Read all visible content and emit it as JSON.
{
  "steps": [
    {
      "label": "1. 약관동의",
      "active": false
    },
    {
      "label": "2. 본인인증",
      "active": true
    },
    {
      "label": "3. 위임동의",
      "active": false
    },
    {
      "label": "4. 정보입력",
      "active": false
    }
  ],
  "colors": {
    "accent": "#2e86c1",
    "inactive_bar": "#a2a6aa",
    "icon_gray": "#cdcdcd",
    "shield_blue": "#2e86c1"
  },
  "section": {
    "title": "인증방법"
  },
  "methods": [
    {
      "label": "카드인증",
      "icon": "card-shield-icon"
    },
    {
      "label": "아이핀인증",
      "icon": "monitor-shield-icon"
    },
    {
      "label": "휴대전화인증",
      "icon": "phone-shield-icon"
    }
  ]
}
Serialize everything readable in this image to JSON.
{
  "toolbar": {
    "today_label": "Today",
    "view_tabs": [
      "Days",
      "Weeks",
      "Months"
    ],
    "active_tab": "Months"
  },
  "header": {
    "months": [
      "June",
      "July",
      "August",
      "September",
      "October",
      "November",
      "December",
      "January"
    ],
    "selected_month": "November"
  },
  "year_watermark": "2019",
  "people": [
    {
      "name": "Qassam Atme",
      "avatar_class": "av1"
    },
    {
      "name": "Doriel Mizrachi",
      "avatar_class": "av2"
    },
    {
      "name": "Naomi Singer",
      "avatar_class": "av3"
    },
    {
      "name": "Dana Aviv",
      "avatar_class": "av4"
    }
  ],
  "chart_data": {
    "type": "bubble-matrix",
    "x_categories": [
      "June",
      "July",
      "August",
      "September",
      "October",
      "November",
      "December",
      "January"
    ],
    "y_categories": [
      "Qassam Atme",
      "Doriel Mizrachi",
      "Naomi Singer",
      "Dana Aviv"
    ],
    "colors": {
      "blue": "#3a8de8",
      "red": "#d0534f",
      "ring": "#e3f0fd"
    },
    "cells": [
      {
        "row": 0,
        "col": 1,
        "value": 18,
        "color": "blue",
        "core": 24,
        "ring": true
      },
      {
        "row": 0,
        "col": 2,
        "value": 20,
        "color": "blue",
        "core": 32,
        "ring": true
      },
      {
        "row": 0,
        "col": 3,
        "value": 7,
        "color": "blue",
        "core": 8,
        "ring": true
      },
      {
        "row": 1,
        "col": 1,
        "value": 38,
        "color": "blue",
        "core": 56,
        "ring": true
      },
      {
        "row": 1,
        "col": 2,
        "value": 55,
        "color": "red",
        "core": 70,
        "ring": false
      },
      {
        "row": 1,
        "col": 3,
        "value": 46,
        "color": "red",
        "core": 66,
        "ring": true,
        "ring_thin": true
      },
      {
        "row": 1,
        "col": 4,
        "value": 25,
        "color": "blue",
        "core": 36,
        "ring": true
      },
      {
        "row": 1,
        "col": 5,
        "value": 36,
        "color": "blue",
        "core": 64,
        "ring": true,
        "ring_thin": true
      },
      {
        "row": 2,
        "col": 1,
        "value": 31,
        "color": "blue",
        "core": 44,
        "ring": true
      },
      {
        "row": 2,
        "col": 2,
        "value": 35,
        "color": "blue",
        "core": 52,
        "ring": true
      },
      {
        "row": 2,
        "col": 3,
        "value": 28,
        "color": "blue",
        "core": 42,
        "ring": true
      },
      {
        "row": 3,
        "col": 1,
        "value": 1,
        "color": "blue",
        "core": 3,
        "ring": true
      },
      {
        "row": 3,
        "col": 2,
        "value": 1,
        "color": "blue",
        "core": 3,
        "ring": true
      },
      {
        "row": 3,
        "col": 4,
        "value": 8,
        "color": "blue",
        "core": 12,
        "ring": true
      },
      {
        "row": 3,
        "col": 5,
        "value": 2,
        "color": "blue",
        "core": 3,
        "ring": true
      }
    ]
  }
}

* _Requirement_
Reproduce the data in its entirety, matching each character.

* _Solution_
Read all visible content and emit it as JSON.
{
  "steps": [
    {
      "label": "1. 약관동의",
      "active": false
    },
    {
      "label": "2. 본인인증",
      "active": true
    },
    {
      "label": "3. 위임동의",
      "active": false
    },
    {
      "label": "4. 정보입력",
      "active": false
    }
  ],
  "colors": {
    "accent": "#2e86c1",
    "inactive_bar": "#a2a6aa",
    "icon_gray": "#cdcdcd",
    "shield_blue": "#2e86c1"
  },
  "section": {
    "title": "인증방법"
  },
  "methods": [
    {
      "label": "카드인증",
      "icon": "card-shield-icon"
    },
    {
      "label": "아이핀인증",
      "icon": "monitor-shield-icon"
    },
    {
      "label": "휴대전화인증",
      "icon": "phone-shield-icon"
    }
  ]
}
Serialize everything readable in this image to JSON.
{
  "toolbar": {
    "today_label": "Today",
    "view_tabs": [
      "Days",
      "Weeks",
      "Months"
    ],
    "active_tab": "Months"
  },
  "header": {
    "months": [
      "June",
      "July",
      "August",
      "September",
      "October",
      "November",
      "December",
      "January"
    ],
    "selected_month": "November"
  },
  "year_watermark": "2019",
  "people": [
    {
      "name": "Qassam Atme",
      "avatar_class": "av1"
    },
    {
      "name": "Doriel Mizrachi",
      "avatar_class": "av2"
    },
    {
      "name": "Naomi Singer",
      "avatar_class": "av3"
    },
    {
      "name": "Dana Aviv",
      "avatar_class": "av4"
    }
  ],
  "chart_data": {
    "type": "bubble-matrix",
    "x_categories": [
      "June",
      "July",
      "August",
      "September",
      "October",
      "November",
      "December",
      "January"
    ],
    "y_categories": [
      "Qassam Atme",
      "Doriel Mizrachi",
      "Naomi Singer",
      "Dana Aviv"
    ],
    "colors": {
      "blue": "#3a8de8",
      "red": "#d0534f",
      "ring": "#e3f0fd"
    },
    "cells": [
      {
        "row": 0,
        "col": 1,
        "value": 18,
        "color": "blue",
        "core": 24,
        "ring": true
      },
      {
        "row": 0,
        "col": 2,
        "value": 20,
        "color": "blue",
        "core": 32,
        "ring": true
      },
      {
        "row": 0,
        "col": 3,
        "value": 7,
        "color": "blue",
        "core": 8,
        "ring": true
      },
      {
        "row": 1,
        "col": 1,
        "value": 38,
        "color": "blue",
        "core": 56,
        "ring": true
      },
      {
        "row": 1,
        "col": 2,
        "value": 55,
        "color": "red",
        "core": 70,
        "ring": false
      },
      {
        "row": 1,
        "col": 3,
        "value": 46,
        "color": "red",
        "core": 66,
        "ring": true,
        "ring_thin": true
      },
      {
        "row": 1,
        "col": 4,
        "value": 25,
        "color": "blue",
        "core": 36,
        "ring": true
      },
      {
        "row": 1,
        "col": 5,
        "value": 36,
        "color": "blue",
        "core": 64,
        "ring": true,
        "ring_thin": true
      },
      {
        "row": 2,
        "col": 1,
        "value": 31,
        "color": "blue",
        "core": 44,
        "ring": true
      },
      {
        "row": 2,
        "col": 2,
        "value": 35,
        "color": "blue",
        "core": 52,
        "ring": true
      },
      {
        "row": 2,
        "col": 3,
        "value": 28,
        "color": "blue",
        "core": 42,
        "ring": true
      },
      {
        "row": 3,
        "col": 1,
        "value": 1,
        "color": "blue",
        "core": 3,
        "ring": true
      },
      {
        "row": 3,
        "col": 2,
        "value": 1,
        "color": "blue",
        "core": 3,
        "ring": true
      },
      {
        "row": 3,
        "col": 4,
        "value": 8,
        "color": "blue",
        "core": 12,
        "ring": true
      },
      {
        "row": 3,
        "col": 5,
        "value": 2,
        "color": "blue",
        "core": 3,
        "ring": true
      }
    ]
  }
}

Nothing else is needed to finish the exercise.